## Aim of the task
What follows is a listing; restate every line of it word for word.

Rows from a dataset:
§

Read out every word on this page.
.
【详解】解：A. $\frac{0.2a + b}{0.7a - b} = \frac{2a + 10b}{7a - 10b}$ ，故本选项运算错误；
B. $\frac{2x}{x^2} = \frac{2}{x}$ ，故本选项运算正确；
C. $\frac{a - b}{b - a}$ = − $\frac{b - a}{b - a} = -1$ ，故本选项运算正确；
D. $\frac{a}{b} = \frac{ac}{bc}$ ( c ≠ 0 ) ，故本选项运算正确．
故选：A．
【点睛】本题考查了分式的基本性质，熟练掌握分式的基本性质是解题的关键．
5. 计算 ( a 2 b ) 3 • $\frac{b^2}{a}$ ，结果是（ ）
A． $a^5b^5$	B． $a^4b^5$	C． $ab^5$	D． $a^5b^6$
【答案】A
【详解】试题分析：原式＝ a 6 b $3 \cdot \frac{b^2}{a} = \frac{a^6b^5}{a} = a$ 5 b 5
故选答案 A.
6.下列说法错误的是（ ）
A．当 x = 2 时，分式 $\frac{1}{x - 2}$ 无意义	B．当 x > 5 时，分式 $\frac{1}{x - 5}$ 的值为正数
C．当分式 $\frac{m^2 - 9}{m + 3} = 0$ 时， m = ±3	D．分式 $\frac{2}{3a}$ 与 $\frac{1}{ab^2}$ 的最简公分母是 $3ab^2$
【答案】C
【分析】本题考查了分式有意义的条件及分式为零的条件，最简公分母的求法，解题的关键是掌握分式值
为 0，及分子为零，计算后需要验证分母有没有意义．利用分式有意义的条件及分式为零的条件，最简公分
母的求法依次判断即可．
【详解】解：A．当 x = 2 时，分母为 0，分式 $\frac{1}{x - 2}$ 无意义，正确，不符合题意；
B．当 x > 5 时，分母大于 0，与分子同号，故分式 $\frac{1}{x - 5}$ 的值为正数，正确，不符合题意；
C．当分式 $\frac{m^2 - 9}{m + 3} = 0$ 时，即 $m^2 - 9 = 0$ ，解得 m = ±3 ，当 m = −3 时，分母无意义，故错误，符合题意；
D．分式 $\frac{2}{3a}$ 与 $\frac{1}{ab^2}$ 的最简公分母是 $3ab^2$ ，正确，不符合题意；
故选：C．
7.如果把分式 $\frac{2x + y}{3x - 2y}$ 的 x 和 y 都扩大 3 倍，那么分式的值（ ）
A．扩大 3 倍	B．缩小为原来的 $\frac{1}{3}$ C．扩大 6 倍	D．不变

§

## Answer for the task
Read out every word on this page.
.
【详解】解：A. $\frac{0.2a + b}{0.7a - b} = \frac{2a + 10b}{7a - 10b}$ ，故本选项运算错误；
B. $\frac{2x}{x^2} = \frac{2}{x}$ ，故本选项运算正确；
C. $\frac{a - b}{b - a}$ = − $\frac{b - a}{b - a} = -1$ ，故本选项运算正确；
D. $\frac{a}{b} = \frac{ac}{bc}$ ( c ≠ 0 ) ，故本选项运算正确．
故选：A．
【点睛】本题考查了分式的基本性质，熟练掌握分式的基本性质是解题的关键．
5. 计算 ( a 2 b ) 3 • $\frac{b^2}{a}$ ，结果是（ ）
A． $a^5b^5$	B． $a^4b^5$	C． $ab^5$	D． $a^5b^6$
【答案】A
【详解】试题分析：原式＝ a 6 b $3 \cdot \frac{b^2}{a} = \frac{a^6b^5}{a} = a$ 5 b 5
故选答案 A.
6.下列说法错误的是（ ）
A．当 x = 2 时，分式 $\frac{1}{x - 2}$ 无意义	B．当 x > 5 时，分式 $\frac{1}{x - 5}$ 的值为正数
C．当分式 $\frac{m^2 - 9}{m + 3} = 0$ 时， m = ±3	D．分式 $\frac{2}{3a}$ 与 $\frac{1}{ab^2}$ 的最简公分母是 $3ab^2$
【答案】C
【分析】本题考查了分式有意义的条件及分式为零的条件，最简公分母的求法，解题的关键是掌握分式值
为 0，及分子为零，计算后需要验证分母有没有意义．利用分式有意义的条件及分式为零的条件，最简公分
母的求法依次判断即可．
【详解】解：A．当 x = 2 时，分母为 0，分式 $\frac{1}{x - 2}$ 无意义，正确，不符合题意；
B．当 x > 5 时，分母大于 0，与分子同号，故分式 $\frac{1}{x - 5}$ 的值为正数，正确，不符合题意；
C．当分式 $\frac{m^2 - 9}{m + 3} = 0$ 时，即 $m^2 - 9 = 0$ ，解得 m = ±3 ，当 m = −3 时，分母无意义，故错误，符合题意；
D．分式 $\frac{2}{3a}$ 与 $\frac{1}{ab^2}$ 的最简公分母是 $3ab^2$ ，正确，不符合题意；
故选：C．
7.如果把分式 $\frac{2x + y}{3x - 2y}$ 的 x 和 y 都扩大 3 倍，那么分式的值（ ）
A．扩大 3 倍	B．缩小为原来的 $\frac{1}{3}$ C．扩大 6 倍	D．不变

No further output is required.